■ RECORDS PROVIDED
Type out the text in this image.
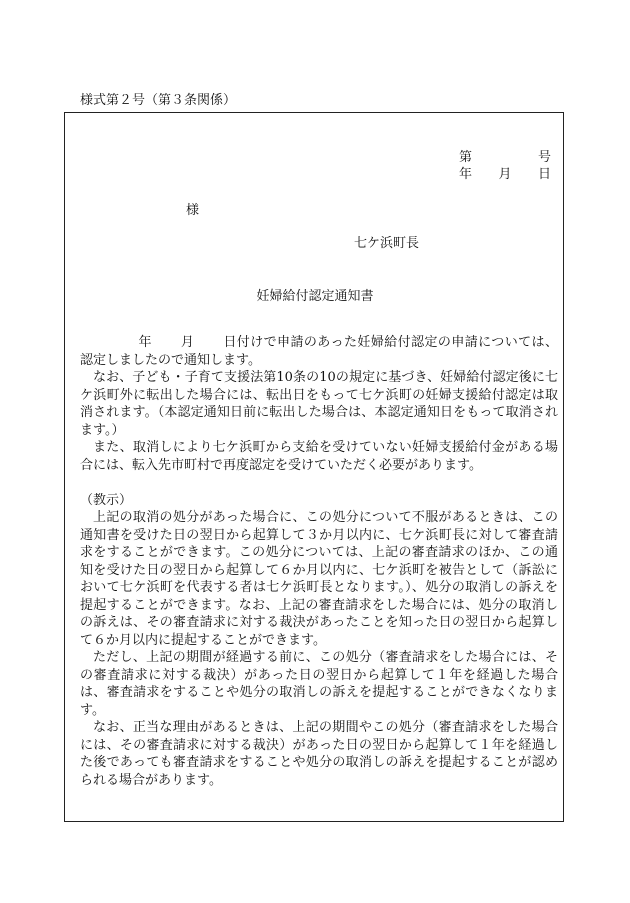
様式第２号（第３条関係）
第	号
年 月 日
様
七ケ浜町長
妊婦給付認定通知書

年 月 日付けで申請のあった妊婦給付認定の申請については、認定しましたので通知します。

なお、子ども・子育て支援法第10条の10の規定に基づき、妊婦給付認定後に七ケ浜町外に転出した場合には、転出日をもって七ケ浜町の妊婦支援給付認定は取消されます。（本認定通知日前に転出した場合は、本認定通知日をもって取消されます。）

また、取消しにより七ケ浜町から支給を受けていない妊婦支援給付金がある場合には、転入先市町村で再度認定を受けていただく必要があります。

（教示）

上記の取消の処分があった場合に、この処分について不服があるときは、この通知書を受けた日の翌日から起算して３か月以内に、七ケ浜町長に対して審査請求をすることができます。この処分については、上記の審査請求のほか、この通知を受けた日の翌日から起算して６か月以内に、七ケ浜町を被告として（訴訟において七ケ浜町を代表する者は七ケ浜町長となります。）、処分の取消しの訴えを提起することができます。なお、上記の審査請求をした場合には、処分の取消しの訴えは、その審査請求に対する裁決があったことを知った日の翌日から起算して６か月以内に提起することができます。

ただし、上記の期間が経過する前に、この処分（審査請求をした場合には、その審査請求に対する裁決）があった日の翌日から起算して１年を経過した場合は、審査請求をすることや処分の取消しの訴えを提起することができなくなります。

なお、正当な理由があるときは、上記の期間やこの処分（審査請求をした場合には、その審査請求に対する裁決）があった日の翌日から起算して１年を経過した後であっても審査請求をすることや処分の取消しの訴えを提起することが認められる場合があります。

■ PROBLEM REQUIREMENTS
Quote all of the entries word for word, omitting any pictures.

■ ANSWER FOR THE TASK
Type out the text in this image.
様式第２号（第３条関係）
第	号
年 月 日
様
七ケ浜町長
妊婦給付認定通知書

年 月 日付けで申請のあった妊婦給付認定の申請については、認定しましたので通知します。

なお、子ども・子育て支援法第10条の10の規定に基づき、妊婦給付認定後に七ケ浜町外に転出した場合には、転出日をもって七ケ浜町の妊婦支援給付認定は取消されます。（本認定通知日前に転出した場合は、本認定通知日をもって取消されます。）

また、取消しにより七ケ浜町から支給を受けていない妊婦支援給付金がある場合には、転入先市町村で再度認定を受けていただく必要があります。

（教示）

上記の取消の処分があった場合に、この処分について不服があるときは、この通知書を受けた日の翌日から起算して３か月以内に、七ケ浜町長に対して審査請求をすることができます。この処分については、上記の審査請求のほか、この通知を受けた日の翌日から起算して６か月以内に、七ケ浜町を被告として（訴訟において七ケ浜町を代表する者は七ケ浜町長となります。）、処分の取消しの訴えを提起することができます。なお、上記の審査請求をした場合には、処分の取消しの訴えは、その審査請求に対する裁決があったことを知った日の翌日から起算して６か月以内に提起することができます。

ただし、上記の期間が経過する前に、この処分（審査請求をした場合には、その審査請求に対する裁決）があった日の翌日から起算して１年を経過した場合は、審査請求をすることや処分の取消しの訴えを提起することができなくなります。

なお、正当な理由があるときは、上記の期間やこの処分（審査請求をした場合には、その審査請求に対する裁決）があった日の翌日から起算して１年を経過した後であっても審査請求をすることや処分の取消しの訴えを提起することが認められる場合があります。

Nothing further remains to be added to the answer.